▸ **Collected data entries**

= = = = = = =

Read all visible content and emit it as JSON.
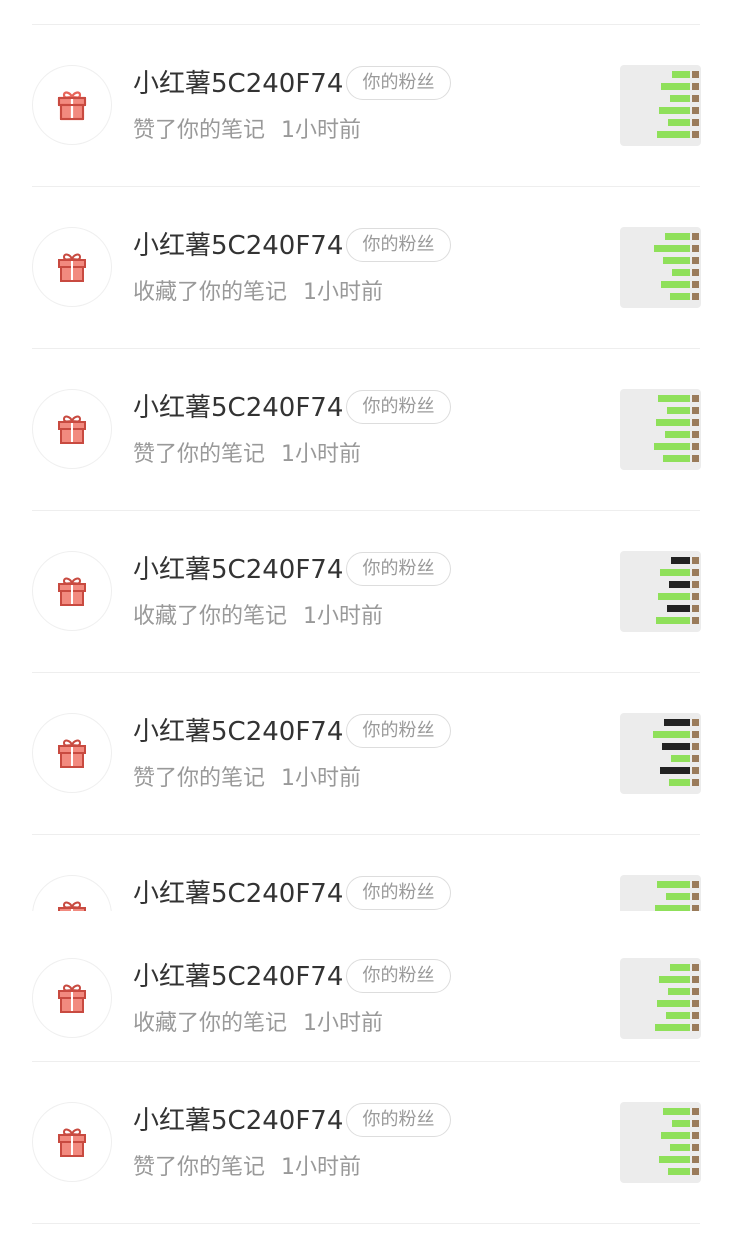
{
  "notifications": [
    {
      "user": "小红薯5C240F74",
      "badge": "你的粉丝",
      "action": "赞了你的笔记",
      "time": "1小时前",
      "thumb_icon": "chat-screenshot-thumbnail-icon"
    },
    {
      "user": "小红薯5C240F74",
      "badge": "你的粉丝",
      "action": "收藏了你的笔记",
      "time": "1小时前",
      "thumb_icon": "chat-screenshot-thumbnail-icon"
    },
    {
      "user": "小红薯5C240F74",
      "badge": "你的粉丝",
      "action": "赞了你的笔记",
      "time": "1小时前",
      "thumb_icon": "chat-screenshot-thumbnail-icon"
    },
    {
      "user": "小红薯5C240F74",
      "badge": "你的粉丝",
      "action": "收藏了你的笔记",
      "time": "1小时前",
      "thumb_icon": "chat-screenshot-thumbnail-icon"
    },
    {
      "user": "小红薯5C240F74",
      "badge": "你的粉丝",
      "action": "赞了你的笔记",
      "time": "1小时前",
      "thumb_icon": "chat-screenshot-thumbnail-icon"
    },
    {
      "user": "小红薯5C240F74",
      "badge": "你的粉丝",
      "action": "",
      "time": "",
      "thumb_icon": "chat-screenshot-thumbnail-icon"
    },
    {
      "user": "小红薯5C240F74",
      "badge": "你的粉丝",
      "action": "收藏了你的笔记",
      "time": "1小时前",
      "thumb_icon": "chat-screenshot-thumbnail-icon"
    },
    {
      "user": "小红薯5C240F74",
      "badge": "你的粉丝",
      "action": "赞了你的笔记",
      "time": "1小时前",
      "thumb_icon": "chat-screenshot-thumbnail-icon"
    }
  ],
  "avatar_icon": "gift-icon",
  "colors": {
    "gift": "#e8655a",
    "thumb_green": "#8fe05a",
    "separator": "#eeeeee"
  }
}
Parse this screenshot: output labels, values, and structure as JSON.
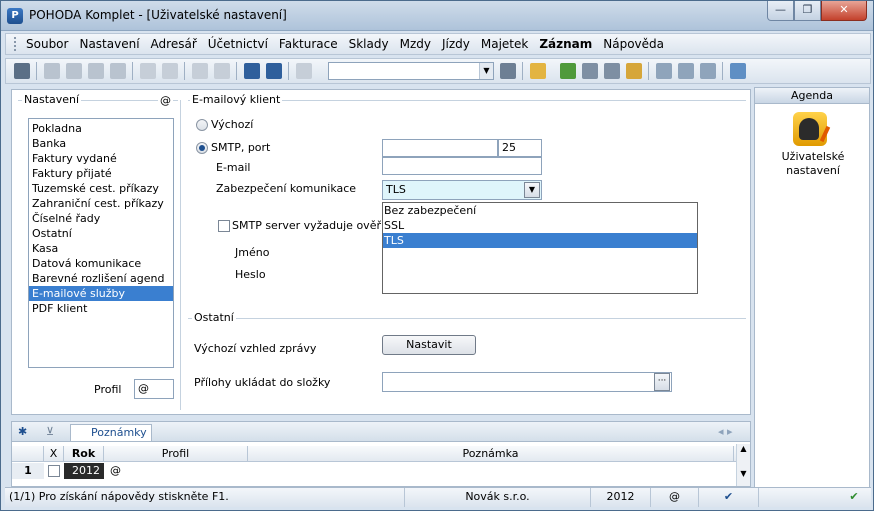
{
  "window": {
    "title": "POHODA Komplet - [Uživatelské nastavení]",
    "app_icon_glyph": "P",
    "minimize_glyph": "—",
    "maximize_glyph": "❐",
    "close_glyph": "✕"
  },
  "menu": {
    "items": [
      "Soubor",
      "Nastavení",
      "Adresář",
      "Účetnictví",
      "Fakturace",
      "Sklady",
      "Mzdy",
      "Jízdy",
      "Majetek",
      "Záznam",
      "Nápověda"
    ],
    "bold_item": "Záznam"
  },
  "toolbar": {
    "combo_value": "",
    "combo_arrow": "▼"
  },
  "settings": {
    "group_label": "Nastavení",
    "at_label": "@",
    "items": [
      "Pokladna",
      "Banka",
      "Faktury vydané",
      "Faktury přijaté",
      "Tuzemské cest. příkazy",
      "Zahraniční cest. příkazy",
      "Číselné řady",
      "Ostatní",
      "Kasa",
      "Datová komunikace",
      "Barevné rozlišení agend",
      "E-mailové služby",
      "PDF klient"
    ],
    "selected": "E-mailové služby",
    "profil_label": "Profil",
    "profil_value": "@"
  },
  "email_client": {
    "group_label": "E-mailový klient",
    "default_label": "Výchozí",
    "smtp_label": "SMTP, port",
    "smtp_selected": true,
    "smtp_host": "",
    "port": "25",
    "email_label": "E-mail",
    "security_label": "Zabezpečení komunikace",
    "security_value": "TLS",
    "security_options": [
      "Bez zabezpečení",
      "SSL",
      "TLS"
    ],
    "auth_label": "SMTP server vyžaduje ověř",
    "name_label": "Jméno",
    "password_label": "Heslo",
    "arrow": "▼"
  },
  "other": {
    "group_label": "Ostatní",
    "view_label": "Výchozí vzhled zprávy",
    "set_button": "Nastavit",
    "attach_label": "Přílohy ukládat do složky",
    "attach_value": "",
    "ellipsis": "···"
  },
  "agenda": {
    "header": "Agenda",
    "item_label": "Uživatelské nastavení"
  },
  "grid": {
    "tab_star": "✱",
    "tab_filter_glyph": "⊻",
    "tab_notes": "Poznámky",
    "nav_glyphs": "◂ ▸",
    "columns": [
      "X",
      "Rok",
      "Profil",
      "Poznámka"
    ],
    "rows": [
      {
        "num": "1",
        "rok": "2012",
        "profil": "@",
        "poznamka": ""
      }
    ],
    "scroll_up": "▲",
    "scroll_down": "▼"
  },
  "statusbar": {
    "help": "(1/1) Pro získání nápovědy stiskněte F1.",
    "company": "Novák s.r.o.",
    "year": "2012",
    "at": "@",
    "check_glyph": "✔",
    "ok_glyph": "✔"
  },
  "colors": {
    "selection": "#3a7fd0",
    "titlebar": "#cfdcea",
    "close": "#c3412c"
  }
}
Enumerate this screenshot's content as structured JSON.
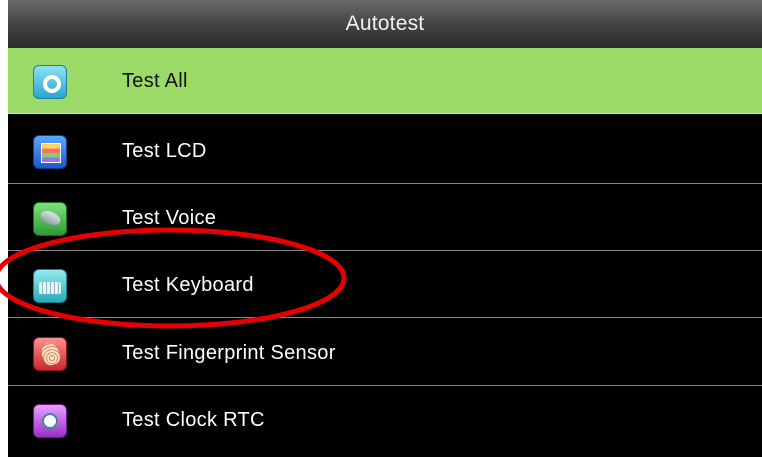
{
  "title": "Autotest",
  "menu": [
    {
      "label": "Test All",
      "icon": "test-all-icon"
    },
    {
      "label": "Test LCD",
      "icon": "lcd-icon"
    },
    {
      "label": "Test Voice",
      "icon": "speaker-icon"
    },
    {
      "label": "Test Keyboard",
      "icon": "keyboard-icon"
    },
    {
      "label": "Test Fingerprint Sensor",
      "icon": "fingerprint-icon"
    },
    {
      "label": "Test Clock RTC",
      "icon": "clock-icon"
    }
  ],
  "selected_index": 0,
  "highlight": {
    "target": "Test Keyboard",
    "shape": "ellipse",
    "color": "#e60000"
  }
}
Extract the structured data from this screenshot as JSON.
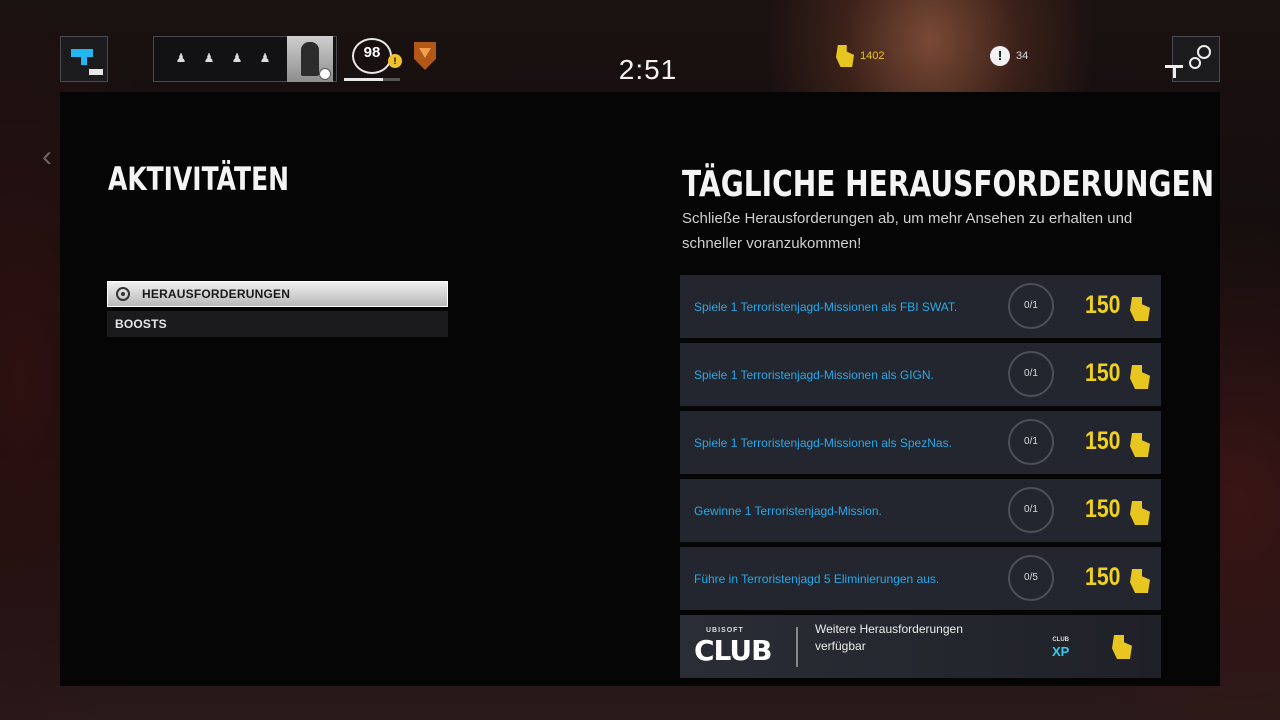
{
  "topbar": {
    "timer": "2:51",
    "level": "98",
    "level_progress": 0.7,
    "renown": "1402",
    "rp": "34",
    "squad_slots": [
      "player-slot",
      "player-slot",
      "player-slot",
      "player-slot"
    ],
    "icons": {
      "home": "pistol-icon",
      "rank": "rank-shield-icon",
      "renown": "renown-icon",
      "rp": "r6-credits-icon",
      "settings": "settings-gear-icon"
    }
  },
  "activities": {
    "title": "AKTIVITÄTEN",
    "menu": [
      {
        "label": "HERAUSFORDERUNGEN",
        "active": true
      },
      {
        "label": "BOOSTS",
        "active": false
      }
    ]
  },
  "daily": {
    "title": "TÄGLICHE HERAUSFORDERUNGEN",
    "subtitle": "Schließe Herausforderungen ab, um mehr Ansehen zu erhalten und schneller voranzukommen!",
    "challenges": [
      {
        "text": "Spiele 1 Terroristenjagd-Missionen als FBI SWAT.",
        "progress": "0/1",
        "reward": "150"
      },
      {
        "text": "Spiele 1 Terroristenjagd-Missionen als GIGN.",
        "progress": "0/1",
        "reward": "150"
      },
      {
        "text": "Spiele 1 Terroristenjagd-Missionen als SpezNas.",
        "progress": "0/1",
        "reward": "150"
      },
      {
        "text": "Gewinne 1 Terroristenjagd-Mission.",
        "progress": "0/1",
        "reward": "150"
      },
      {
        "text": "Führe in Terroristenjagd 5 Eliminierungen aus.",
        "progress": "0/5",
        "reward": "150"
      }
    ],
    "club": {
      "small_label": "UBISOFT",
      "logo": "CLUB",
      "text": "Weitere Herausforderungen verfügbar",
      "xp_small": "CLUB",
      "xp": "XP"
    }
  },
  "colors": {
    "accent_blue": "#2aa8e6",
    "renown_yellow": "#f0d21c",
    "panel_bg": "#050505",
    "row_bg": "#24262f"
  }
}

= = = = = = =

Write out the entries again, exactly as given, skipping any images.

Read all visible content and emit it as JSON.
{
  "notifications": [
    {
      "user": "小红薯5C240F74",
      "badge": "你的粉丝",
      "action": "赞了你的笔记",
      "time": "1小时前",
      "thumb_icon": "chat-screenshot-thumbnail-icon"
    },
    {
      "user": "小红薯5C240F74",
      "badge": "你的粉丝",
      "action": "收藏了你的笔记",
      "time": "1小时前",
      "thumb_icon": "chat-screenshot-thumbnail-icon"
    },
    {
      "user": "小红薯5C240F74",
      "badge": "你的粉丝",
      "action": "赞了你的笔记",
      "time": "1小时前",
      "thumb_icon": "chat-screenshot-thumbnail-icon"
    },
    {
      "user": "小红薯5C240F74",
      "badge": "你的粉丝",
      "action": "收藏了你的笔记",
      "time": "1小时前",
      "thumb_icon": "chat-screenshot-thumbnail-icon"
    },
    {
      "user": "小红薯5C240F74",
      "badge": "你的粉丝",
      "action": "赞了你的笔记",
      "time": "1小时前",
      "thumb_icon": "chat-screenshot-thumbnail-icon"
    },
    {
      "user": "小红薯5C240F74",
      "badge": "你的粉丝",
      "action": "",
      "time": "",
      "thumb_icon": "chat-screenshot-thumbnail-icon"
    },
    {
      "user": "小红薯5C240F74",
      "badge": "你的粉丝",
      "action": "收藏了你的笔记",
      "time": "1小时前",
      "thumb_icon": "chat-screenshot-thumbnail-icon"
    },
    {
      "user": "小红薯5C240F74",
      "badge": "你的粉丝",
      "action": "赞了你的笔记",
      "time": "1小时前",
      "thumb_icon": "chat-screenshot-thumbnail-icon"
    }
  ],
  "avatar_icon": "gift-icon",
  "colors": {
    "gift": "#e8655a",
    "thumb_green": "#8fe05a",
    "separator": "#eeeeee"
  }
}
Parse this screenshot: output labels, values, and structure as JSON.
{
  "window": {
    "title": "POHODA Komplet - [Uživatelské nastavení]",
    "app_icon_glyph": "P",
    "minimize_glyph": "—",
    "maximize_glyph": "❐",
    "close_glyph": "✕"
  },
  "menu": {
    "items": [
      "Soubor",
      "Nastavení",
      "Adresář",
      "Účetnictví",
      "Fakturace",
      "Sklady",
      "Mzdy",
      "Jízdy",
      "Majetek",
      "Záznam",
      "Nápověda"
    ],
    "bold_item": "Záznam"
  },
  "toolbar": {
    "combo_value": "",
    "combo_arrow": "▼"
  },
  "settings": {
    "group_label": "Nastavení",
    "at_label": "@",
    "items": [
      "Pokladna",
      "Banka",
      "Faktury vydané",
      "Faktury přijaté",
      "Tuzemské cest. příkazy",
      "Zahraniční cest. příkazy",
      "Číselné řady",
      "Ostatní",
      "Kasa",
      "Datová komunikace",
      "Barevné rozlišení agend",
      "E-mailové služby",
      "PDF klient"
    ],
    "selected": "E-mailové služby",
    "profil_label": "Profil",
    "profil_value": "@"
  },
  "email_client": {
    "group_label": "E-mailový klient",
    "default_label": "Výchozí",
    "smtp_label": "SMTP, port",
    "smtp_selected": true,
    "smtp_host": "",
    "port": "25",
    "email_label": "E-mail",
    "security_label": "Zabezpečení komunikace",
    "security_value": "TLS",
    "security_options": [
      "Bez zabezpečení",
      "SSL",
      "TLS"
    ],
    "auth_label": "SMTP server vyžaduje ověř",
    "name_label": "Jméno",
    "password_label": "Heslo",
    "arrow": "▼"
  },
  "other": {
    "group_label": "Ostatní",
    "view_label": "Výchozí vzhled zprávy",
    "set_button": "Nastavit",
    "attach_label": "Přílohy ukládat do složky",
    "attach_value": "",
    "ellipsis": "···"
  },
  "agenda": {
    "header": "Agenda",
    "item_label": "Uživatelské nastavení"
  },
  "grid": {
    "tab_star": "✱",
    "tab_filter_glyph": "⊻",
    "tab_notes": "Poznámky",
    "nav_glyphs": "◂ ▸",
    "columns": [
      "X",
      "Rok",
      "Profil",
      "Poznámka"
    ],
    "rows": [
      {
        "num": "1",
        "rok": "2012",
        "profil": "@",
        "poznamka": ""
      }
    ],
    "scroll_up": "▲",
    "scroll_down": "▼"
  },
  "statusbar": {
    "help": "(1/1) Pro získání nápovědy stiskněte F1.",
    "company": "Novák s.r.o.",
    "year": "2012",
    "at": "@",
    "check_glyph": "✔",
    "ok_glyph": "✔"
  },
  "colors": {
    "selection": "#3a7fd0",
    "titlebar": "#cfdcea",
    "close": "#c3412c"
  }
}
Enumerate this screenshot's content as structured JSON.
{
  "title": "Autotest",
  "menu": [
    {
      "label": "Test All",
      "icon": "test-all-icon"
    },
    {
      "label": "Test LCD",
      "icon": "lcd-icon"
    },
    {
      "label": "Test Voice",
      "icon": "speaker-icon"
    },
    {
      "label": "Test Keyboard",
      "icon": "keyboard-icon"
    },
    {
      "label": "Test Fingerprint Sensor",
      "icon": "fingerprint-icon"
    },
    {
      "label": "Test Clock RTC",
      "icon": "clock-icon"
    }
  ],
  "selected_index": 0,
  "highlight": {
    "target": "Test Keyboard",
    "shape": "ellipse",
    "color": "#e60000"
  }
}
Extract the structured data from this screenshot as JSON.
{
  "topbar": {
    "timer": "2:51",
    "level": "98",
    "level_progress": 0.7,
    "renown": "1402",
    "rp": "34",
    "squad_slots": [
      "player-slot",
      "player-slot",
      "player-slot",
      "player-slot"
    ],
    "icons": {
      "home": "pistol-icon",
      "rank": "rank-shield-icon",
      "renown": "renown-icon",
      "rp": "r6-credits-icon",
      "settings": "settings-gear-icon"
    }
  },
  "activities": {
    "title": "AKTIVITÄTEN",
    "menu": [
      {
        "label": "HERAUSFORDERUNGEN",
        "active": true
      },
      {
        "label": "BOOSTS",
        "active": false
      }
    ]
  },
  "daily": {
    "title": "TÄGLICHE HERAUSFORDERUNGEN",
    "subtitle": "Schließe Herausforderungen ab, um mehr Ansehen zu erhalten und schneller voranzukommen!",
    "challenges": [
      {
        "text": "Spiele 1 Terroristenjagd-Missionen als FBI SWAT.",
        "progress": "0/1",
        "reward": "150"
      },
      {
        "text": "Spiele 1 Terroristenjagd-Missionen als GIGN.",
        "progress": "0/1",
        "reward": "150"
      },
      {
        "text": "Spiele 1 Terroristenjagd-Missionen als SpezNas.",
        "progress": "0/1",
        "reward": "150"
      },
      {
        "text": "Gewinne 1 Terroristenjagd-Mission.",
        "progress": "0/1",
        "reward": "150"
      },
      {
        "text": "Führe in Terroristenjagd 5 Eliminierungen aus.",
        "progress": "0/5",
        "reward": "150"
      }
    ],
    "club": {
      "small_label": "UBISOFT",
      "logo": "CLUB",
      "text": "Weitere Herausforderungen verfügbar",
      "xp_small": "CLUB",
      "xp": "XP"
    }
  },
  "colors": {
    "accent_blue": "#2aa8e6",
    "renown_yellow": "#f0d21c",
    "panel_bg": "#050505",
    "row_bg": "#24262f"
  }
}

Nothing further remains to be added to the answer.